## GOAL OF THE EXERCISE:
Set each entry down verbatim, omitting images.

## STORED DATA:
··········

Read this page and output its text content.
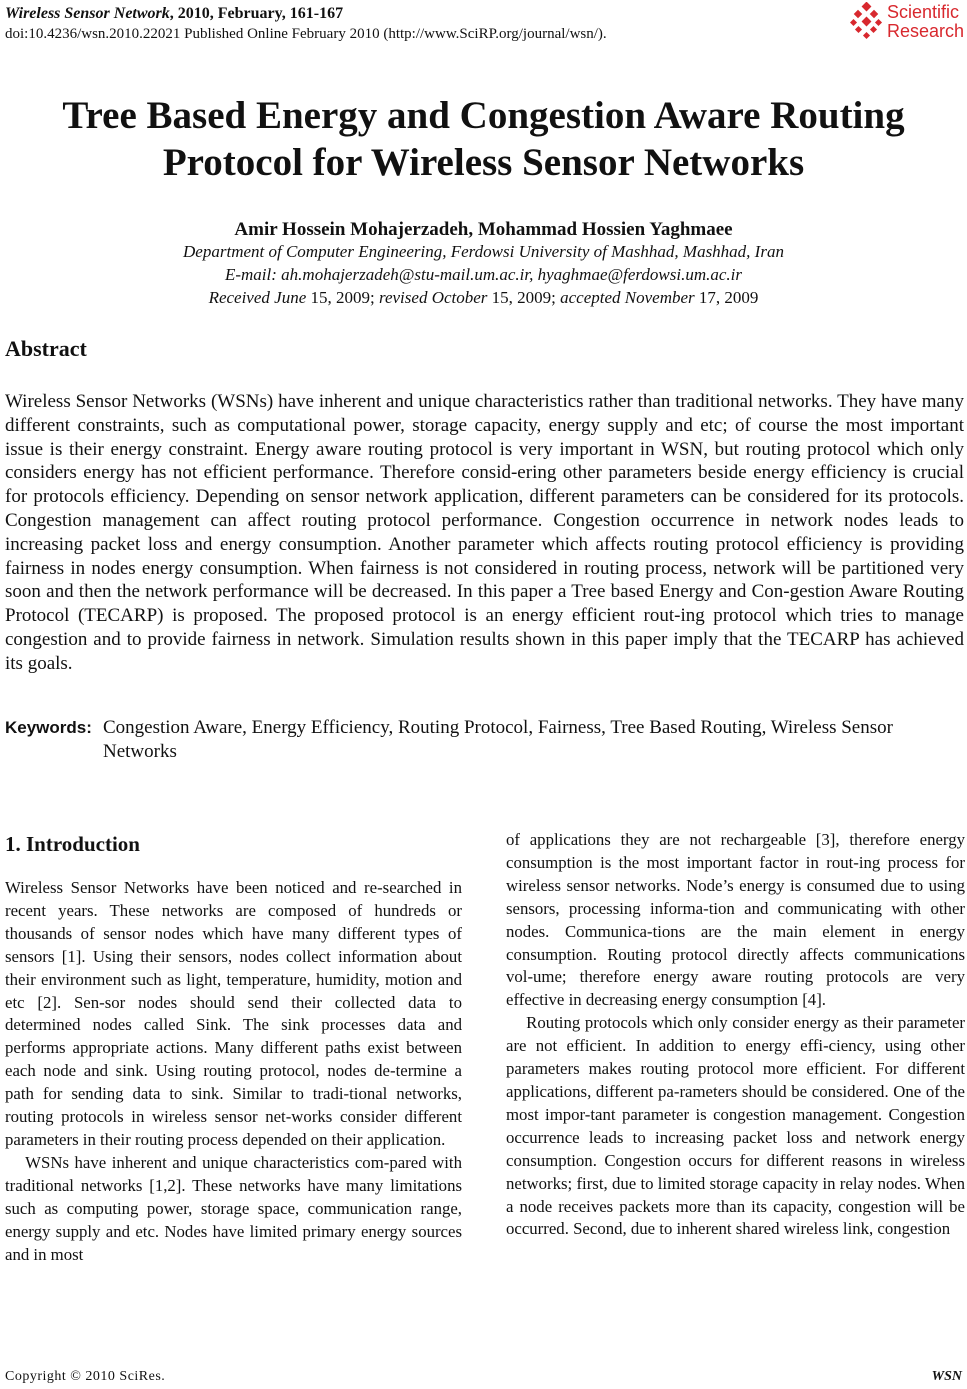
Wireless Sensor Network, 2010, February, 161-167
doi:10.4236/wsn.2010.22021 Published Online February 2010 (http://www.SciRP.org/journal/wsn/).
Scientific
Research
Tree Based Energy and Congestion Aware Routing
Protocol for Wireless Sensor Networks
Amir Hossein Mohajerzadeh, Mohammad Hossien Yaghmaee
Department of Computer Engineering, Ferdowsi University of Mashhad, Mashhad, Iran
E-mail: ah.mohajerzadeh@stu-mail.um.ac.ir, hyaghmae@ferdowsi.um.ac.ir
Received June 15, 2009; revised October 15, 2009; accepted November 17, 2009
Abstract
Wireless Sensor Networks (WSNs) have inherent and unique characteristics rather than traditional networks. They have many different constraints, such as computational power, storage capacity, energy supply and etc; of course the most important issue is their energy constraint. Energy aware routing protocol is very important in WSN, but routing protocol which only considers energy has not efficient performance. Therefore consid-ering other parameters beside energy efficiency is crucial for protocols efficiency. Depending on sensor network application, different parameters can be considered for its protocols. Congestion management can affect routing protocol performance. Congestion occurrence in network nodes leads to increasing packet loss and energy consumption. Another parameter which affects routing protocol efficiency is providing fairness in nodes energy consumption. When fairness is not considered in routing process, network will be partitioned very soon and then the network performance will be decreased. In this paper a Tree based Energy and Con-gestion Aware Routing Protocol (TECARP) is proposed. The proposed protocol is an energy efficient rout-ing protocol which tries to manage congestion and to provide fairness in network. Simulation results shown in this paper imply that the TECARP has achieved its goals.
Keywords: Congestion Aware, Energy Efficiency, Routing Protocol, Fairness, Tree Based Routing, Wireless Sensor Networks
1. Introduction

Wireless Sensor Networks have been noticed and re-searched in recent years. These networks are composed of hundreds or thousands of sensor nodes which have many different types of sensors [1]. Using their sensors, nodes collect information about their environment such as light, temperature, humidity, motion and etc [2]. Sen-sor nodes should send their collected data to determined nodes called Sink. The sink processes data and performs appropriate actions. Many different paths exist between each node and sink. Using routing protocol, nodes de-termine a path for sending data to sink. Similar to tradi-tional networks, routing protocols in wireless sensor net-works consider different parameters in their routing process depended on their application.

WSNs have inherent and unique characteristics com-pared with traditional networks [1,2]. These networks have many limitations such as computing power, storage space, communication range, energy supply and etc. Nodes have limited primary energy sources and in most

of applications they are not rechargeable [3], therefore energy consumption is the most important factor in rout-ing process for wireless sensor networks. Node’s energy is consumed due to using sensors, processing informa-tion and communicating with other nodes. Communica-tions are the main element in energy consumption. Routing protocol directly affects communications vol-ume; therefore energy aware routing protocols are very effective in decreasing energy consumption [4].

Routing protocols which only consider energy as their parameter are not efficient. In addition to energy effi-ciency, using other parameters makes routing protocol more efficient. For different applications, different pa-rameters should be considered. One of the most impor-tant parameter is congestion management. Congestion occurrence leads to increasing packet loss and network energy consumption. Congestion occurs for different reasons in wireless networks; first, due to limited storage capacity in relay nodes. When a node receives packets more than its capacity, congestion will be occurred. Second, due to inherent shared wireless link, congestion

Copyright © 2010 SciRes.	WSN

··········

## EXERCISE RESULT:
Read this page and output its text content.
Wireless Sensor Network, 2010, February, 161-167
doi:10.4236/wsn.2010.22021 Published Online February 2010 (http://www.SciRP.org/journal/wsn/).
Scientific
Research
Tree Based Energy and Congestion Aware Routing
Protocol for Wireless Sensor Networks
Amir Hossein Mohajerzadeh, Mohammad Hossien Yaghmaee
Department of Computer Engineering, Ferdowsi University of Mashhad, Mashhad, Iran
E-mail: ah.mohajerzadeh@stu-mail.um.ac.ir, hyaghmae@ferdowsi.um.ac.ir
Received June 15, 2009; revised October 15, 2009; accepted November 17, 2009
Abstract
Wireless Sensor Networks (WSNs) have inherent and unique characteristics rather than traditional networks. They have many different constraints, such as computational power, storage capacity, energy supply and etc; of course the most important issue is their energy constraint. Energy aware routing protocol is very important in WSN, but routing protocol which only considers energy has not efficient performance. Therefore consid-ering other parameters beside energy efficiency is crucial for protocols efficiency. Depending on sensor network application, different parameters can be considered for its protocols. Congestion management can affect routing protocol performance. Congestion occurrence in network nodes leads to increasing packet loss and energy consumption. Another parameter which affects routing protocol efficiency is providing fairness in nodes energy consumption. When fairness is not considered in routing process, network will be partitioned very soon and then the network performance will be decreased. In this paper a Tree based Energy and Con-gestion Aware Routing Protocol (TECARP) is proposed. The proposed protocol is an energy efficient rout-ing protocol which tries to manage congestion and to provide fairness in network. Simulation results shown in this paper imply that the TECARP has achieved its goals.
Keywords: Congestion Aware, Energy Efficiency, Routing Protocol, Fairness, Tree Based Routing, Wireless Sensor Networks
1. Introduction

Wireless Sensor Networks have been noticed and re-searched in recent years. These networks are composed of hundreds or thousands of sensor nodes which have many different types of sensors [1]. Using their sensors, nodes collect information about their environment such as light, temperature, humidity, motion and etc [2]. Sen-sor nodes should send their collected data to determined nodes called Sink. The sink processes data and performs appropriate actions. Many different paths exist between each node and sink. Using routing protocol, nodes de-termine a path for sending data to sink. Similar to tradi-tional networks, routing protocols in wireless sensor net-works consider different parameters in their routing process depended on their application.

WSNs have inherent and unique characteristics com-pared with traditional networks [1,2]. These networks have many limitations such as computing power, storage space, communication range, energy supply and etc. Nodes have limited primary energy sources and in most

of applications they are not rechargeable [3], therefore energy consumption is the most important factor in rout-ing process for wireless sensor networks. Node’s energy is consumed due to using sensors, processing informa-tion and communicating with other nodes. Communica-tions are the main element in energy consumption. Routing protocol directly affects communications vol-ume; therefore energy aware routing protocols are very effective in decreasing energy consumption [4].

Routing protocols which only consider energy as their parameter are not efficient. In addition to energy effi-ciency, using other parameters makes routing protocol more efficient. For different applications, different pa-rameters should be considered. One of the most impor-tant parameter is congestion management. Congestion occurrence leads to increasing packet loss and network energy consumption. Congestion occurs for different reasons in wireless networks; first, due to limited storage capacity in relay nodes. When a node receives packets more than its capacity, congestion will be occurred. Second, due to inherent shared wireless link, congestion

Copyright © 2010 SciRes.	WSN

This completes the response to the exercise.